[Dataset entries]
--------------------
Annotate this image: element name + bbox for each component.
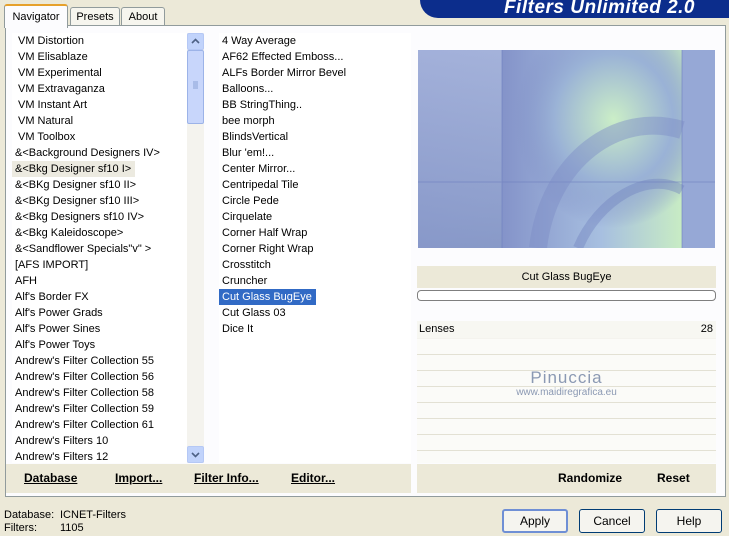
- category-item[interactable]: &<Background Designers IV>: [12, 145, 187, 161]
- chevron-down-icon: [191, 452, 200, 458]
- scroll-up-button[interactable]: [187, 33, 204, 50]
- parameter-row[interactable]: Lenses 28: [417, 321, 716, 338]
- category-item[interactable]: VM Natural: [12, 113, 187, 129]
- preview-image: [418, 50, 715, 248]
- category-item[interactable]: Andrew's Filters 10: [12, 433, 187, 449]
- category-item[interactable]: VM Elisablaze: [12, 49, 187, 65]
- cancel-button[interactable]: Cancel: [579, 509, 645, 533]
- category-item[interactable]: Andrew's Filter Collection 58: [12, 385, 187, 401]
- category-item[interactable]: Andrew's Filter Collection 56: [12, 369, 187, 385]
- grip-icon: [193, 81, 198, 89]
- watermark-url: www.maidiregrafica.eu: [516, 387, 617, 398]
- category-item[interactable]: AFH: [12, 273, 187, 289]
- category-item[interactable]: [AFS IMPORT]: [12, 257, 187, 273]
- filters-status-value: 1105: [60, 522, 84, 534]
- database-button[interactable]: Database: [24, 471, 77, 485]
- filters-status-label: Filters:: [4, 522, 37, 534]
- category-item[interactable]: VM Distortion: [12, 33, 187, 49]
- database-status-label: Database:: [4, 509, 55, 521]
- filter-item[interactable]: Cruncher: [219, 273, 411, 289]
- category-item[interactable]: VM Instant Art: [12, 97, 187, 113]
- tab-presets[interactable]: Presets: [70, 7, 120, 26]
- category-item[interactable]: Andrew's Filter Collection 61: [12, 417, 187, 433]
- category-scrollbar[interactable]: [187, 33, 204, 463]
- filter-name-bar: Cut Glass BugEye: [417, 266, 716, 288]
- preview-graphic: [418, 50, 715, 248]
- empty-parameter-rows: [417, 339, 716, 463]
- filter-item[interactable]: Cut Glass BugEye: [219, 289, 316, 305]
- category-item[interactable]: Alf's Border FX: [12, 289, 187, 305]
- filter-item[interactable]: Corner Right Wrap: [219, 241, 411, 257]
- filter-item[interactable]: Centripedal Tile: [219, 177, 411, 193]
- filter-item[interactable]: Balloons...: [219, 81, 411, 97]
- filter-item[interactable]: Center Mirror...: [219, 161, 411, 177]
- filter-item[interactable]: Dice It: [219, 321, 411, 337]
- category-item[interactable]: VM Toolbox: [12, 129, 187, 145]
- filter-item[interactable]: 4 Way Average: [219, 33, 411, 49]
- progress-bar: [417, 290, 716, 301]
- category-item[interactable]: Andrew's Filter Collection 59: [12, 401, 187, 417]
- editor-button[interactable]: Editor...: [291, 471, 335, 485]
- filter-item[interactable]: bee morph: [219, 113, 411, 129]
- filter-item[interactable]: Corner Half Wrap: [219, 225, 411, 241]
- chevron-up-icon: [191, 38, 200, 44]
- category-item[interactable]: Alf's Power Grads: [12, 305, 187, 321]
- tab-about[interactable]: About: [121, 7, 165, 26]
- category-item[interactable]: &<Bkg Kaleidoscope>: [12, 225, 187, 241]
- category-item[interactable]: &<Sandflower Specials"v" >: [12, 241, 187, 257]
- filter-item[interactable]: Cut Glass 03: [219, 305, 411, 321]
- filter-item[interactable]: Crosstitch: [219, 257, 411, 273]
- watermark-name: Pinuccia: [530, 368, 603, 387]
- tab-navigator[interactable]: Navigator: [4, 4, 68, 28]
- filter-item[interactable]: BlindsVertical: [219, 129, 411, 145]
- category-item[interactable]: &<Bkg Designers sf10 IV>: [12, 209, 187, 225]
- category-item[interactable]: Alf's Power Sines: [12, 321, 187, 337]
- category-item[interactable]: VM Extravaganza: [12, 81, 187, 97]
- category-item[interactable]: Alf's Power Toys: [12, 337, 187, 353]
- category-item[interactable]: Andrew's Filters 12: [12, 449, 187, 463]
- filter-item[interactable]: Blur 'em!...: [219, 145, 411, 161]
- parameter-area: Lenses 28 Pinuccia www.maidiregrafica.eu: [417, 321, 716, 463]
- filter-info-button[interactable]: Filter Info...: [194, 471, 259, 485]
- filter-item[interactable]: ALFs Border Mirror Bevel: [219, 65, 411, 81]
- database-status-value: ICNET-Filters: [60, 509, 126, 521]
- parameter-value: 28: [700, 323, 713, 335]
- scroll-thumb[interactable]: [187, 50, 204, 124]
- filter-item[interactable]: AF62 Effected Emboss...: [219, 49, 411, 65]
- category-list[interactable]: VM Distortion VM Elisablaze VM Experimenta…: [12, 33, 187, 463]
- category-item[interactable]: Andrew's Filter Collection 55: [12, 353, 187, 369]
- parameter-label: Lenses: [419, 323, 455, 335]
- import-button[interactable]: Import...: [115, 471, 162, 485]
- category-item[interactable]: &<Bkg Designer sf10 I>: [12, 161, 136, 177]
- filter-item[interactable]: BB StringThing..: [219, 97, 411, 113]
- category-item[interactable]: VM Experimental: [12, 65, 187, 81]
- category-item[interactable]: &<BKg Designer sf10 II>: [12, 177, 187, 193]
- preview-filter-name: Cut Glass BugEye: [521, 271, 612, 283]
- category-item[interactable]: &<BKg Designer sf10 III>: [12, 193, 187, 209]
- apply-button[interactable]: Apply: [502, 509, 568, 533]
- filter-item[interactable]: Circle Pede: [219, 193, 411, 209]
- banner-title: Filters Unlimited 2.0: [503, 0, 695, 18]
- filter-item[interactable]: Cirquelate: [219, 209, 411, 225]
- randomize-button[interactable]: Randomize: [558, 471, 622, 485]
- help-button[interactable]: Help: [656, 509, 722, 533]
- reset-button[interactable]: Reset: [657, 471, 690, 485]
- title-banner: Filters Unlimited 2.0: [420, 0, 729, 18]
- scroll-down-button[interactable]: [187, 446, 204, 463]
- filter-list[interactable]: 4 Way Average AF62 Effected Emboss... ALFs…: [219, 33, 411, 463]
--------------------
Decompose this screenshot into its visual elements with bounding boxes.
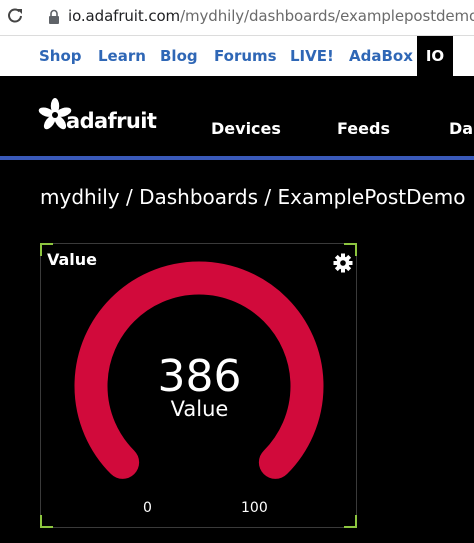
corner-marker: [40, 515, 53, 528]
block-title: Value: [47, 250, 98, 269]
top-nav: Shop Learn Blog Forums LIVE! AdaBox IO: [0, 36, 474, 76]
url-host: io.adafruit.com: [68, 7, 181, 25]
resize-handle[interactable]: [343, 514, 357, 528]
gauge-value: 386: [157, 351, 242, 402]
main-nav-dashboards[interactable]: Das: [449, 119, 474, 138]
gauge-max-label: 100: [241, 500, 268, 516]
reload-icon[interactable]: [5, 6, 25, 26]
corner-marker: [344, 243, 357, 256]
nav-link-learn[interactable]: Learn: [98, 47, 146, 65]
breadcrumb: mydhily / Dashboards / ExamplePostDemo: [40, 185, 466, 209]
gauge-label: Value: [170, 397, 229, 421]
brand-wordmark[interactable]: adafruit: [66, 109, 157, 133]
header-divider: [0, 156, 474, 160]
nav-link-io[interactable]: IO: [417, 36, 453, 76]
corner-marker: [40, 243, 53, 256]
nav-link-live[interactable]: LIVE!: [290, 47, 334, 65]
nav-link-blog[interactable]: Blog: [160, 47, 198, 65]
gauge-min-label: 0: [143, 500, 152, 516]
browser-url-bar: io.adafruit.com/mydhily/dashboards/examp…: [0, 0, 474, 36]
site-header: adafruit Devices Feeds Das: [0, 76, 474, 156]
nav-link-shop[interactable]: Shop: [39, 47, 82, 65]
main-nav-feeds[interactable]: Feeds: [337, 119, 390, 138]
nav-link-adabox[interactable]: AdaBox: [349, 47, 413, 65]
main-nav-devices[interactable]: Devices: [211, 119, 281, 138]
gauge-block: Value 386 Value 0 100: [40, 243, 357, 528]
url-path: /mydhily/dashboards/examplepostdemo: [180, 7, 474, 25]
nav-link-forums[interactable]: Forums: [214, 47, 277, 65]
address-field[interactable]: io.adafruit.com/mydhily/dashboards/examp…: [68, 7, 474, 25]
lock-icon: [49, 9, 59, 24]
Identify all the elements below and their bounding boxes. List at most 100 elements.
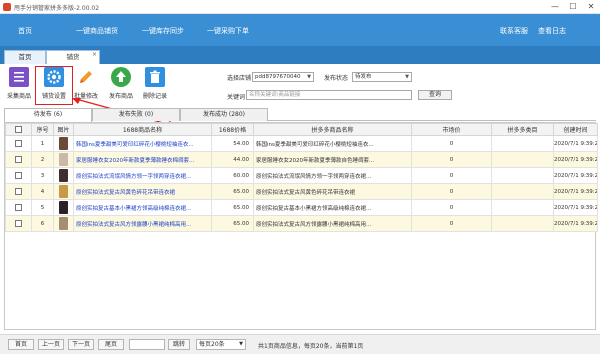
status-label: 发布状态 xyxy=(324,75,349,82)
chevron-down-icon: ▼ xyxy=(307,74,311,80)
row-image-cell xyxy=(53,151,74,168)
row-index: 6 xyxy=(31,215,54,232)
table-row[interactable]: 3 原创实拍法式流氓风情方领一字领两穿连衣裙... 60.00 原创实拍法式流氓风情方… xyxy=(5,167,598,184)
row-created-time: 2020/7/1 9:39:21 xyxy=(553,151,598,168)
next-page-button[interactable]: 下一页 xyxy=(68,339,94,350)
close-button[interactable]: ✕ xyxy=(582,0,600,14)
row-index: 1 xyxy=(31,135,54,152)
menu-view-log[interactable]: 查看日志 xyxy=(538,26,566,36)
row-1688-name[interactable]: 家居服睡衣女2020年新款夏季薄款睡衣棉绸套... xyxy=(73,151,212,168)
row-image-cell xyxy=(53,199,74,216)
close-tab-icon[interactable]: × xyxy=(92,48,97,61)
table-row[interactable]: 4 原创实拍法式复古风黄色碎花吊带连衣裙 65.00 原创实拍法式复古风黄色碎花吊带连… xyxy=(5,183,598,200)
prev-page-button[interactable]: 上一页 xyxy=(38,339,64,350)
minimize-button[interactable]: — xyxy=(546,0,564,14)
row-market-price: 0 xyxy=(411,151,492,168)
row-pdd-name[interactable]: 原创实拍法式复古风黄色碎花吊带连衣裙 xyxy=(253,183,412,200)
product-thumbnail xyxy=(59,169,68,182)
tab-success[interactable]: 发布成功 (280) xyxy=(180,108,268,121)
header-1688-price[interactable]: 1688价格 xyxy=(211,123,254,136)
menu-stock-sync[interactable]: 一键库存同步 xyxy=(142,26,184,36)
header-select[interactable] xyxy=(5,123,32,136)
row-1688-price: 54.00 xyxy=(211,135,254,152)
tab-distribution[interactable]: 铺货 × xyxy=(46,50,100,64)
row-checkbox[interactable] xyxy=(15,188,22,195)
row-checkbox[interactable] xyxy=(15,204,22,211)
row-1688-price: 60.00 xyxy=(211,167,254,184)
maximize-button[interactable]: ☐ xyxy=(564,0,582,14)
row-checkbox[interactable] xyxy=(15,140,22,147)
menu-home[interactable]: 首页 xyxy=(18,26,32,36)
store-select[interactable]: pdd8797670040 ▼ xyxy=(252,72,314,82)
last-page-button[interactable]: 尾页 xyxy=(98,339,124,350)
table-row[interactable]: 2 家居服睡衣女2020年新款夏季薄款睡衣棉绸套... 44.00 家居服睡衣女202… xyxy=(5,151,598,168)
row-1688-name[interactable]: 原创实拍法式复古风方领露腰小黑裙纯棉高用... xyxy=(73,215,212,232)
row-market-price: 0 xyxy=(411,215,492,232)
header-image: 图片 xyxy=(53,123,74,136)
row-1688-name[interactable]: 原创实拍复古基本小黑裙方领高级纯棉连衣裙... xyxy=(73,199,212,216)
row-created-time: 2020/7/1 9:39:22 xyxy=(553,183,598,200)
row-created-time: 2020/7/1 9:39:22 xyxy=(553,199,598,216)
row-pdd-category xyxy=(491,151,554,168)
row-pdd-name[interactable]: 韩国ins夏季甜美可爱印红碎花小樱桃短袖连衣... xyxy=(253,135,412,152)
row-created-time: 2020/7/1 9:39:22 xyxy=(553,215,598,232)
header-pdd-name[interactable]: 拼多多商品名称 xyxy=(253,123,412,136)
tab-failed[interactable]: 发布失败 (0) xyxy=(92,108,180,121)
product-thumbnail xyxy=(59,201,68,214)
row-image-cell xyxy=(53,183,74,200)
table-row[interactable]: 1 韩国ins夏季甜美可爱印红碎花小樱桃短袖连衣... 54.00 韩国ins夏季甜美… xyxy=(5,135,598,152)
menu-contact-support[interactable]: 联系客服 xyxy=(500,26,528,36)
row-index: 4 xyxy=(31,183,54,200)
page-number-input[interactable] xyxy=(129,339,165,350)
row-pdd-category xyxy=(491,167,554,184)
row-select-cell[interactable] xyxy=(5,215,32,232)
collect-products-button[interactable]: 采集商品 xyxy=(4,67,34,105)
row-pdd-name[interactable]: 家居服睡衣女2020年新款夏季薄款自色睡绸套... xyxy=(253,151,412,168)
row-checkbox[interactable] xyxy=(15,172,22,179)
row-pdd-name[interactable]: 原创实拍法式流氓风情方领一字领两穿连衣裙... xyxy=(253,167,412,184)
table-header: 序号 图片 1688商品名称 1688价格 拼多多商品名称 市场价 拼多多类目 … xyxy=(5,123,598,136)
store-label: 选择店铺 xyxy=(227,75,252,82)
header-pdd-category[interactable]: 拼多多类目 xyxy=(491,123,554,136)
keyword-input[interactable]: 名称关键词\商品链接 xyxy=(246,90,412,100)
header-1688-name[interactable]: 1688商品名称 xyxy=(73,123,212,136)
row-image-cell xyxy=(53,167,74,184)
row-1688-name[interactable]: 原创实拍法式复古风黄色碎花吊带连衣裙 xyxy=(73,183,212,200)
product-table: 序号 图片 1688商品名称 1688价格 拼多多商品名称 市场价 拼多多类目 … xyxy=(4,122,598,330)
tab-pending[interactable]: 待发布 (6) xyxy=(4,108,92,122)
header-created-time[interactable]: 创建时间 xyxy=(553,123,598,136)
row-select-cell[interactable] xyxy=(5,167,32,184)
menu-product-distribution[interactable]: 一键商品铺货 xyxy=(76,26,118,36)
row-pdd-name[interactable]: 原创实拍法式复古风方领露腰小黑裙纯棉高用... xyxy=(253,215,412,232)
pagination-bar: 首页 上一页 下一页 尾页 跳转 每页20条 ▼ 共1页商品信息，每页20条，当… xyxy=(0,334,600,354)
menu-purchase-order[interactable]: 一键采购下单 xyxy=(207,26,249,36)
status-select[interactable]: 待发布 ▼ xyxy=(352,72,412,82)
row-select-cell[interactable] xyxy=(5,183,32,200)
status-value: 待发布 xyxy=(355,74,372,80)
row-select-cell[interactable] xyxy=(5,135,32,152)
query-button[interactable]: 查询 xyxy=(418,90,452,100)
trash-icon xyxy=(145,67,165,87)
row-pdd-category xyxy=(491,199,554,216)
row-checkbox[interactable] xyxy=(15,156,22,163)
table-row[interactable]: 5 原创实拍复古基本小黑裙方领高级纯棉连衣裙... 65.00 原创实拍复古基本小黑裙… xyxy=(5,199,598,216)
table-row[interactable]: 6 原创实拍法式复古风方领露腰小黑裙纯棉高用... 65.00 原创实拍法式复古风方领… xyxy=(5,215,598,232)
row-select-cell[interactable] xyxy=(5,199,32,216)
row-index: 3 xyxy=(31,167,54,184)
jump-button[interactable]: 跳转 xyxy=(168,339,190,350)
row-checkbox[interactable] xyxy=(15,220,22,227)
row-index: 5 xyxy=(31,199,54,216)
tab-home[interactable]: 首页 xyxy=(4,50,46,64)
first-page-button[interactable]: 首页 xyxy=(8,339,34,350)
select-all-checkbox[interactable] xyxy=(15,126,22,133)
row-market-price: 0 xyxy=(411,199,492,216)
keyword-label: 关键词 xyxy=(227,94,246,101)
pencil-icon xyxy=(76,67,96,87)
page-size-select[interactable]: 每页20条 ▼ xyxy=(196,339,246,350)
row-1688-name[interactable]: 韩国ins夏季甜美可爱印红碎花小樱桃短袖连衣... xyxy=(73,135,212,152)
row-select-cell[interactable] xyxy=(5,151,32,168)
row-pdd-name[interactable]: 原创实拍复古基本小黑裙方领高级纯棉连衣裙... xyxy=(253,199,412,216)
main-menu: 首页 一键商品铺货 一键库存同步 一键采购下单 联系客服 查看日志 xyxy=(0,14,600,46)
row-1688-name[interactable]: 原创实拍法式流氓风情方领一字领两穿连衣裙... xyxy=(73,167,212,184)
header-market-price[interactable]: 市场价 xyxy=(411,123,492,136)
--------------------
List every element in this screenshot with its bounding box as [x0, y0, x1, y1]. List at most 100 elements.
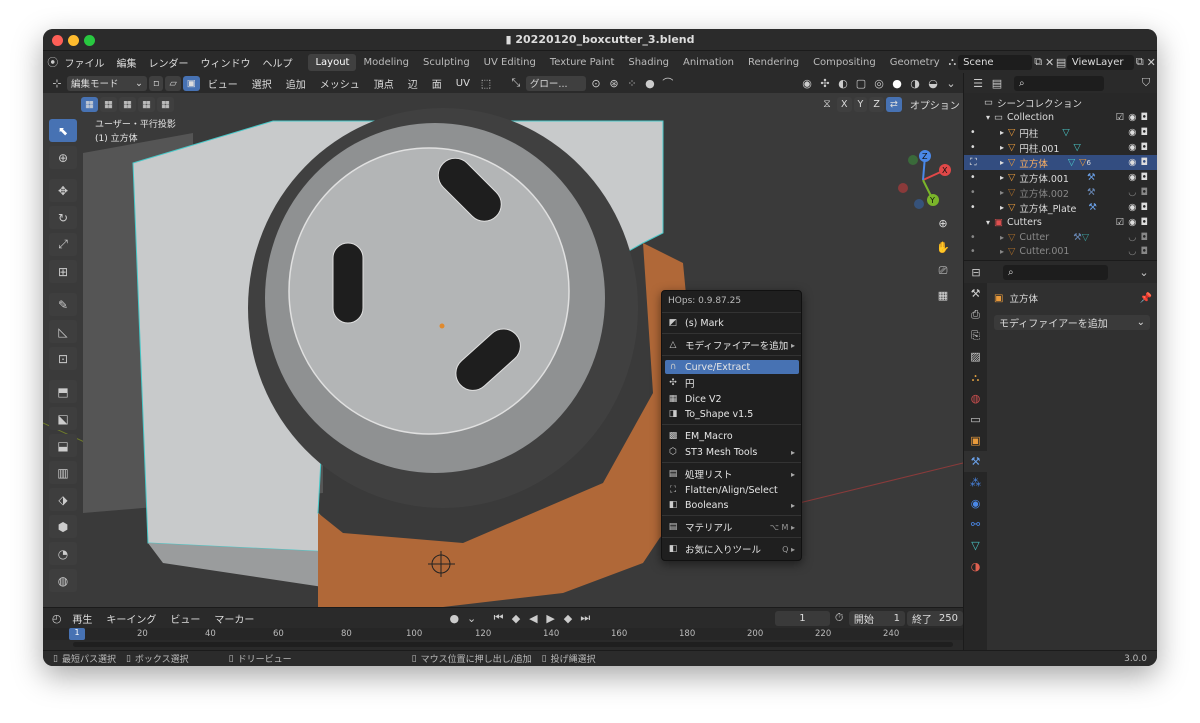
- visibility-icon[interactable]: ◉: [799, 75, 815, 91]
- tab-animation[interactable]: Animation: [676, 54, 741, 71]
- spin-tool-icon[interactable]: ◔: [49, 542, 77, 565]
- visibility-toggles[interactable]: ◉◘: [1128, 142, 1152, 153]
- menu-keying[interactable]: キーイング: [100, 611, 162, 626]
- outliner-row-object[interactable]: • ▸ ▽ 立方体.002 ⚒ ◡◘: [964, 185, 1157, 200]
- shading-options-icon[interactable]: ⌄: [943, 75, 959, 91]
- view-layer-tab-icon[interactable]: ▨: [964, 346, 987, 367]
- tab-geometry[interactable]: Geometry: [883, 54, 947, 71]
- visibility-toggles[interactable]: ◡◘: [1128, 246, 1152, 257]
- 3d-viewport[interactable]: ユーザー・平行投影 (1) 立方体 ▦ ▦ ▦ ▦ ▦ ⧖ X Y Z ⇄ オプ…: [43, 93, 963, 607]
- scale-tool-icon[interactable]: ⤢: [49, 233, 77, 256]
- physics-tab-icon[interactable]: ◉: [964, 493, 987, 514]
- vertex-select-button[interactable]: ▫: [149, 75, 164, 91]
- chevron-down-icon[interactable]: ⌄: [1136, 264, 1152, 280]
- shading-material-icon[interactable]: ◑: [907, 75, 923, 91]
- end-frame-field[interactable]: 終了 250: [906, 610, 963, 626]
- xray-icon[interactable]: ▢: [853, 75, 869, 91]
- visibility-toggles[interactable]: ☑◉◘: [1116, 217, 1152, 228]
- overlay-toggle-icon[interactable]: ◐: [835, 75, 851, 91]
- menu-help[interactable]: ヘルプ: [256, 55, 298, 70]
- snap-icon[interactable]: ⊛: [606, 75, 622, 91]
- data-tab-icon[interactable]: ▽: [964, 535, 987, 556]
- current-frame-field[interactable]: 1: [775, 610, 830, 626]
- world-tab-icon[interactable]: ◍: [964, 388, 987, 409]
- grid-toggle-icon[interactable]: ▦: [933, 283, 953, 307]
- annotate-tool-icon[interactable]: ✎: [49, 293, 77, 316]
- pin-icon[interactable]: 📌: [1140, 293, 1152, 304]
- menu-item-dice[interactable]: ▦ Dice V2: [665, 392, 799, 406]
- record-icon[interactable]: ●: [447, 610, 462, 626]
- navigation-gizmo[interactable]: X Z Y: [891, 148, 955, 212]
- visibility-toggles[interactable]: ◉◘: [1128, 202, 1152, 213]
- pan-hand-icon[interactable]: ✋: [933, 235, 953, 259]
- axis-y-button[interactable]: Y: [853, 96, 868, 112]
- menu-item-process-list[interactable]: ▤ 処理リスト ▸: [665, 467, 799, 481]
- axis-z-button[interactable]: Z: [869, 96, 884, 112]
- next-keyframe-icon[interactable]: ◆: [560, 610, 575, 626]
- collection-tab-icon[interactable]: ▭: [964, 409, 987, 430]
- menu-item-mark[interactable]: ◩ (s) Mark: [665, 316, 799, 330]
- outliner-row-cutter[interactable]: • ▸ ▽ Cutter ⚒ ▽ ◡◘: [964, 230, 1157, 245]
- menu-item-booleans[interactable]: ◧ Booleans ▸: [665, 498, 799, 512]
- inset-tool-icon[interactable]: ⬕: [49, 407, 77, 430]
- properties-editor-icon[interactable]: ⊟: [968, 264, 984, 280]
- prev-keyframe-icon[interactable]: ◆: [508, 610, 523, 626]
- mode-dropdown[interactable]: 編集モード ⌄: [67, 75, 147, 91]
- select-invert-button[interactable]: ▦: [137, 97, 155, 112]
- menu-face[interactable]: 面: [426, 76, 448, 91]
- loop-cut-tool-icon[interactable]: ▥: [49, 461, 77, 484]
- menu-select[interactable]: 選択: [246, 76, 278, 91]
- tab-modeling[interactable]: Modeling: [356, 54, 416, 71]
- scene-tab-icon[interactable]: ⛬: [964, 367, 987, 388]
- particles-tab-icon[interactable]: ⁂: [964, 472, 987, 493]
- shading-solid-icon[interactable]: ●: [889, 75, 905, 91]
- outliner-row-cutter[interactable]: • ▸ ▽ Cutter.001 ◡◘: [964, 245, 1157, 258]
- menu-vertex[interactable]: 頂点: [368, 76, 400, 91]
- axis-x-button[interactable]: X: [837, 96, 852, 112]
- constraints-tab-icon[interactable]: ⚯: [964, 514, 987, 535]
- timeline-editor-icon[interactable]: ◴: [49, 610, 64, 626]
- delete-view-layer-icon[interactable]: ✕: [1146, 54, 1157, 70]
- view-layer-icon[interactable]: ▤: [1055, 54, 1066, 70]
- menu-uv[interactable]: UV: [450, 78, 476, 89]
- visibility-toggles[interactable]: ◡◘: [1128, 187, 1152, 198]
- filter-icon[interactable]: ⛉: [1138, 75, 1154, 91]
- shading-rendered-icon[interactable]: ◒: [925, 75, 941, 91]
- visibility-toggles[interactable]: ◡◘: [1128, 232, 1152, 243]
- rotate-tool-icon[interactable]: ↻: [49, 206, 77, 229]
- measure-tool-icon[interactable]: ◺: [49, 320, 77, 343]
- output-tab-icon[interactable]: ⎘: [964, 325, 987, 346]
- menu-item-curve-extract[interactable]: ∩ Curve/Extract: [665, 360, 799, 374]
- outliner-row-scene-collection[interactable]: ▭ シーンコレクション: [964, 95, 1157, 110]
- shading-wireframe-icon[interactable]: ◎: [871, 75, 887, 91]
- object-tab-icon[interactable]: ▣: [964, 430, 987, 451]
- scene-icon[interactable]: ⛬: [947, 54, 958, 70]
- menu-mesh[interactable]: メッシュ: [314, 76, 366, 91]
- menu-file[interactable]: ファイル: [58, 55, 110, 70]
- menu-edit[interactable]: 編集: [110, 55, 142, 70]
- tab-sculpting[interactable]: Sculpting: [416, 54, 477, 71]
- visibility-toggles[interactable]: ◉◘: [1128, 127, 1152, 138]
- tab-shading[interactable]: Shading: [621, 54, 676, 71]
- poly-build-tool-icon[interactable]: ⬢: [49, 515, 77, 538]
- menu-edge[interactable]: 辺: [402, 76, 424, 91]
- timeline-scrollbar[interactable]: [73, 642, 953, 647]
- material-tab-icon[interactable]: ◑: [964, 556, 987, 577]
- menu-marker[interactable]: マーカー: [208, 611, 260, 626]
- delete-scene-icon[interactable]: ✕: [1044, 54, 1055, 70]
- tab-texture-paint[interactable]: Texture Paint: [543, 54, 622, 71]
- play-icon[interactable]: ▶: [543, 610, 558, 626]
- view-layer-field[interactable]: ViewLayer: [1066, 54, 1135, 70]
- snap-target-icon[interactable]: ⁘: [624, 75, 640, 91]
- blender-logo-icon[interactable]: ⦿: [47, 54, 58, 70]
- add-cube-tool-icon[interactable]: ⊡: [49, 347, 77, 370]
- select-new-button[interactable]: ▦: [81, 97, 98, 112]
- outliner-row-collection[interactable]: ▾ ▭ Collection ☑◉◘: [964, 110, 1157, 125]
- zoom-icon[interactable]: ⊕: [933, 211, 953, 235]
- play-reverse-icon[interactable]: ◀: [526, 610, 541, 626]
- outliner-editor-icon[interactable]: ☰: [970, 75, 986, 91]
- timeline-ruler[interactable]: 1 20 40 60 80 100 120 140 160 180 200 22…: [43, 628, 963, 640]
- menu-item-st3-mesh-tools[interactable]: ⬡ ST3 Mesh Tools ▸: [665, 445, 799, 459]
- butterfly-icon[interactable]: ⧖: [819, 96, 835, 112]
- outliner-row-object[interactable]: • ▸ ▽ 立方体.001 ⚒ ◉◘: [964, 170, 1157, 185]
--------------------
= What is being asked =
Pick out each line above that contains the string "title", and copy those lines.

= Written answer =
- banner-title: Filters Unlimited 2.0: [503, 0, 695, 18]
- title-banner: Filters Unlimited 2.0: [420, 0, 729, 18]
block-title: Value: [47, 250, 98, 269]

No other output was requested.